Filter the entries, keeping every line with the word "selva".

GIVEN ENTRIES:
>>>>>
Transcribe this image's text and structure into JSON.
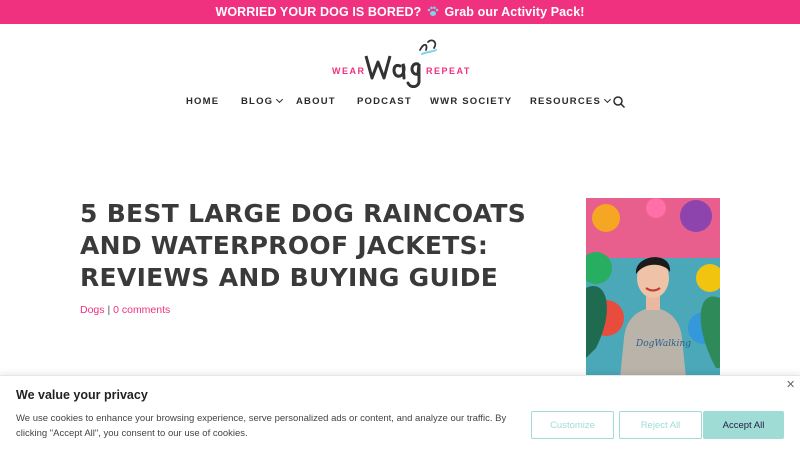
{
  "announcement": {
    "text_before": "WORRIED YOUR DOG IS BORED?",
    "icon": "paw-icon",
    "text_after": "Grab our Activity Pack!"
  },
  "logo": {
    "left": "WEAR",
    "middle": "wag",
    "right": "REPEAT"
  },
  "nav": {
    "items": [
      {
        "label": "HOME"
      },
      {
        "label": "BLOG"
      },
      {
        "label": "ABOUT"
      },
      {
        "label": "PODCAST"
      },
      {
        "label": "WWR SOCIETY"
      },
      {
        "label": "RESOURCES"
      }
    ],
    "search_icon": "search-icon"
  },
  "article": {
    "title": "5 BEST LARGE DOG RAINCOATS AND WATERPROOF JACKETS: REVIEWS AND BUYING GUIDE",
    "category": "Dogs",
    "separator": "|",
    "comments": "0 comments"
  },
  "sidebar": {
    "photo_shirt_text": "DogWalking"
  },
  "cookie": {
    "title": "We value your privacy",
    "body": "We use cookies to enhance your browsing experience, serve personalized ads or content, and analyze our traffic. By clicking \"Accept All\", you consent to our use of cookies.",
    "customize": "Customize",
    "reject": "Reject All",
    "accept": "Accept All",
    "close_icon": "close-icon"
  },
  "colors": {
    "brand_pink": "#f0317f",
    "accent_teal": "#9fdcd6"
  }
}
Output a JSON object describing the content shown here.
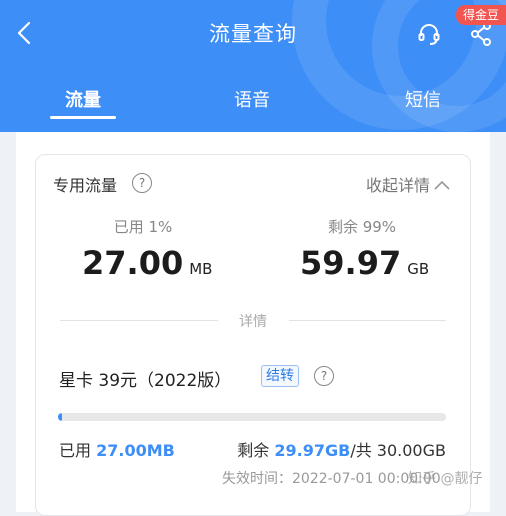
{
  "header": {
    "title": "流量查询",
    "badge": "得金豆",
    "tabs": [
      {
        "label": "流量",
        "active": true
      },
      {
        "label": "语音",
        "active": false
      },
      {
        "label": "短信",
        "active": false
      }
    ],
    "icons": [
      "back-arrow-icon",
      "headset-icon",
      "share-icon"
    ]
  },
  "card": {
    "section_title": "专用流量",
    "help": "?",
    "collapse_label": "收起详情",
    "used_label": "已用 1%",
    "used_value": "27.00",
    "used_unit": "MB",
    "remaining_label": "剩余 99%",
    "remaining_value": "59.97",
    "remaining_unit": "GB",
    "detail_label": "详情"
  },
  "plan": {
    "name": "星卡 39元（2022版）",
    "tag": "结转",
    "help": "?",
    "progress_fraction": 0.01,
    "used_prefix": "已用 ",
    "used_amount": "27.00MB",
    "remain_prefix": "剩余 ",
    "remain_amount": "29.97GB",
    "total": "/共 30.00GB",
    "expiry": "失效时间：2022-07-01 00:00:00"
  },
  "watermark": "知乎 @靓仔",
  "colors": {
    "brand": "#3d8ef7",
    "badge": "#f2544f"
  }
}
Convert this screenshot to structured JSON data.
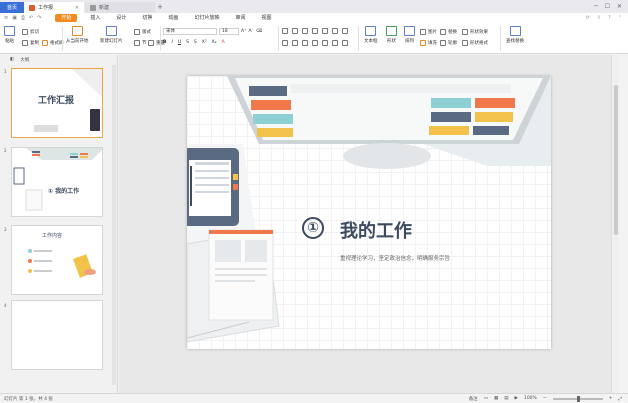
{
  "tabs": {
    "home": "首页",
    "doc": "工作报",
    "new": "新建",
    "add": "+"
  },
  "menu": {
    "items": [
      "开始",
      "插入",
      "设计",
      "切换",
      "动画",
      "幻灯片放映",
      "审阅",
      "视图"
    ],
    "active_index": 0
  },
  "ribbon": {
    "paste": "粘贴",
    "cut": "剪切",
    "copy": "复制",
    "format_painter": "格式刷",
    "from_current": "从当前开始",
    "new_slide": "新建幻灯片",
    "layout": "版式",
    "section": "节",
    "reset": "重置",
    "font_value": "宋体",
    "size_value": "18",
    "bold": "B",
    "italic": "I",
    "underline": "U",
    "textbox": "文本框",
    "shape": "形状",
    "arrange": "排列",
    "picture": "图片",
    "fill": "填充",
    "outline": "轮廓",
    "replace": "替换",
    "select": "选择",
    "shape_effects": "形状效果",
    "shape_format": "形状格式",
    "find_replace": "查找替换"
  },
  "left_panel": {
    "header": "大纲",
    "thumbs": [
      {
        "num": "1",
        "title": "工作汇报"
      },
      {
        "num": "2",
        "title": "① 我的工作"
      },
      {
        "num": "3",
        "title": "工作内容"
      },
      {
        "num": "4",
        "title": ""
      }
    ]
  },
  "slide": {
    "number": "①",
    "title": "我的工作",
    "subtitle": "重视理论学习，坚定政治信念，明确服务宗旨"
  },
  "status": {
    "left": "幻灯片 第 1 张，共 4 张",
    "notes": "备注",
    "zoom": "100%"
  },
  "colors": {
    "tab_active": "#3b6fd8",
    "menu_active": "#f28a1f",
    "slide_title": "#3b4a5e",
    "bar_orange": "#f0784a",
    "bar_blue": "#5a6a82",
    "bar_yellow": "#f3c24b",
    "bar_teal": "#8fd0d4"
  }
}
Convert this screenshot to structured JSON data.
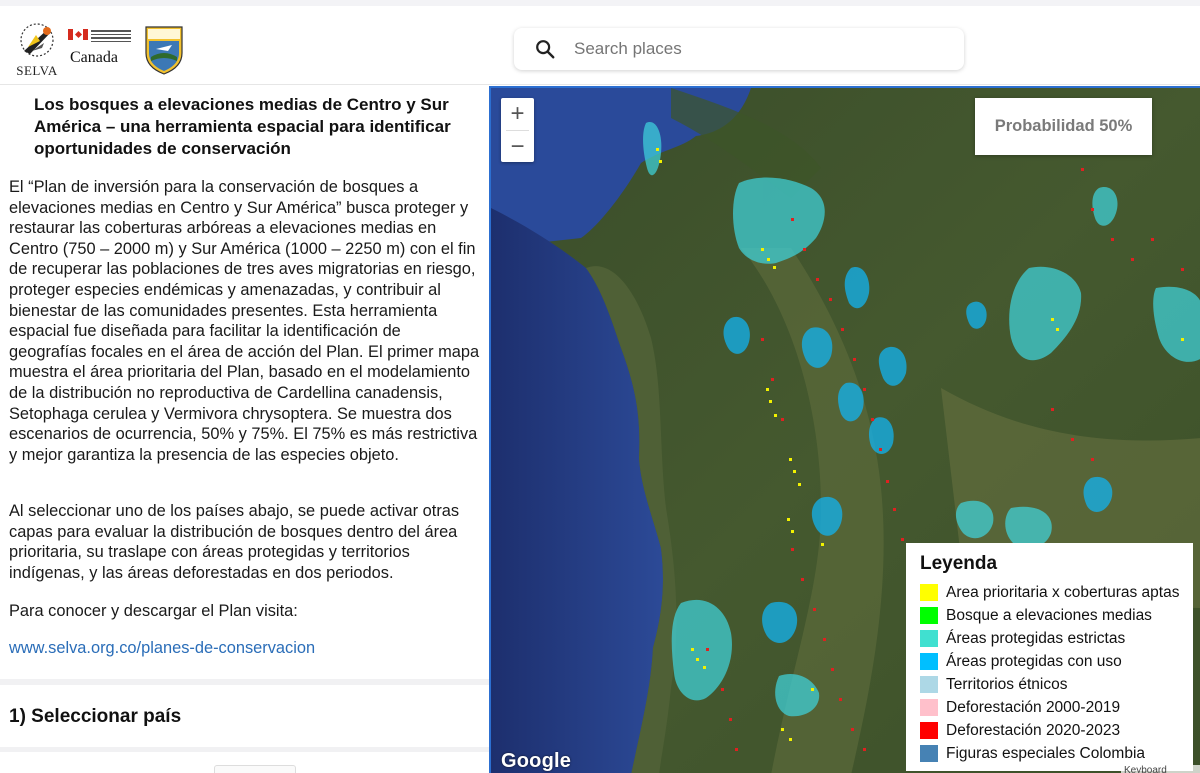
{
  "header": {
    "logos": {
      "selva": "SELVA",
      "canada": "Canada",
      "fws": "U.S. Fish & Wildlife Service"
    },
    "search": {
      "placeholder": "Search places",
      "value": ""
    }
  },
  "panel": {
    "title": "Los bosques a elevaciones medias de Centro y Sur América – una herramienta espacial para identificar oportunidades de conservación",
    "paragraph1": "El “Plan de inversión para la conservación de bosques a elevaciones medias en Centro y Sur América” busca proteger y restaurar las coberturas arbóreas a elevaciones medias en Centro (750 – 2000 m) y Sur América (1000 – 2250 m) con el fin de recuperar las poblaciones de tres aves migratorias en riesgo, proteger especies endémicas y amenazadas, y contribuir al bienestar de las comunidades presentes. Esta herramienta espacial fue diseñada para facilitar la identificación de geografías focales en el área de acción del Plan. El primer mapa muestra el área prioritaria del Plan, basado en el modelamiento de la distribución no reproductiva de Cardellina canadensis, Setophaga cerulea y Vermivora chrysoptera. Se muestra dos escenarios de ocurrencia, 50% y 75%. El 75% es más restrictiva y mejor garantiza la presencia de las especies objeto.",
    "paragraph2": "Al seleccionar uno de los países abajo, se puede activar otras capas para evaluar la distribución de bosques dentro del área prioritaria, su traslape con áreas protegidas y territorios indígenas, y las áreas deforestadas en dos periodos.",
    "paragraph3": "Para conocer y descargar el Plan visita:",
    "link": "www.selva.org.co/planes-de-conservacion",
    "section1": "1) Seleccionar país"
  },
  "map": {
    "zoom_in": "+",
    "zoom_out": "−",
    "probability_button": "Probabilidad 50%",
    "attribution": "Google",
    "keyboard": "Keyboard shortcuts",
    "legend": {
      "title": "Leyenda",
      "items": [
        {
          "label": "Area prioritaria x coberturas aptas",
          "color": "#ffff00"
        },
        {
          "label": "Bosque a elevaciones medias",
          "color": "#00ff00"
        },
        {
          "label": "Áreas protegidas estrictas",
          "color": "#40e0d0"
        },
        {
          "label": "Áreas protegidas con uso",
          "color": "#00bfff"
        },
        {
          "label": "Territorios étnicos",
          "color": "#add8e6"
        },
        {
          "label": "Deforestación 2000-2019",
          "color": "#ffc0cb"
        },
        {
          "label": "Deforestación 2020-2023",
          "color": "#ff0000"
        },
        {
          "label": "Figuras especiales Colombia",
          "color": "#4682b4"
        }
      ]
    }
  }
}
<<<<<
>>>>>
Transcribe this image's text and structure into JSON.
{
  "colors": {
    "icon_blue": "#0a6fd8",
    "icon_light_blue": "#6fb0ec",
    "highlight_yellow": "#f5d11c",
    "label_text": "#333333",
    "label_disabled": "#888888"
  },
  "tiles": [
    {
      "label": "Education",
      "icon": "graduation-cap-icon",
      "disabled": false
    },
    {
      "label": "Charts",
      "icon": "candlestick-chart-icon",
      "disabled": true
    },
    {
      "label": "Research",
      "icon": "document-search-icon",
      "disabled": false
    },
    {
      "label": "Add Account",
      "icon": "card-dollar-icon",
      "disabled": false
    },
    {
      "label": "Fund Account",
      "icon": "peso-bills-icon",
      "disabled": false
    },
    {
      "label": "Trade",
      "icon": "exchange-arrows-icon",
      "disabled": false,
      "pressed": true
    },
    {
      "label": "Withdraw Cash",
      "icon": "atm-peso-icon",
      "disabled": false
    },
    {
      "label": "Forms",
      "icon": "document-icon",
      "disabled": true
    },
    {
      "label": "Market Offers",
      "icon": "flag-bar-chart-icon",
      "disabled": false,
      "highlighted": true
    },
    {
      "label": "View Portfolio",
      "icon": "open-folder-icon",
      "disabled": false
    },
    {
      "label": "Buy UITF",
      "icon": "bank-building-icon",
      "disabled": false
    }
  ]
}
<<<<<
IN RESPONSE:
      "selva": "SELVA",
    "link": "www.selva.org.co/planes-de-conservacion",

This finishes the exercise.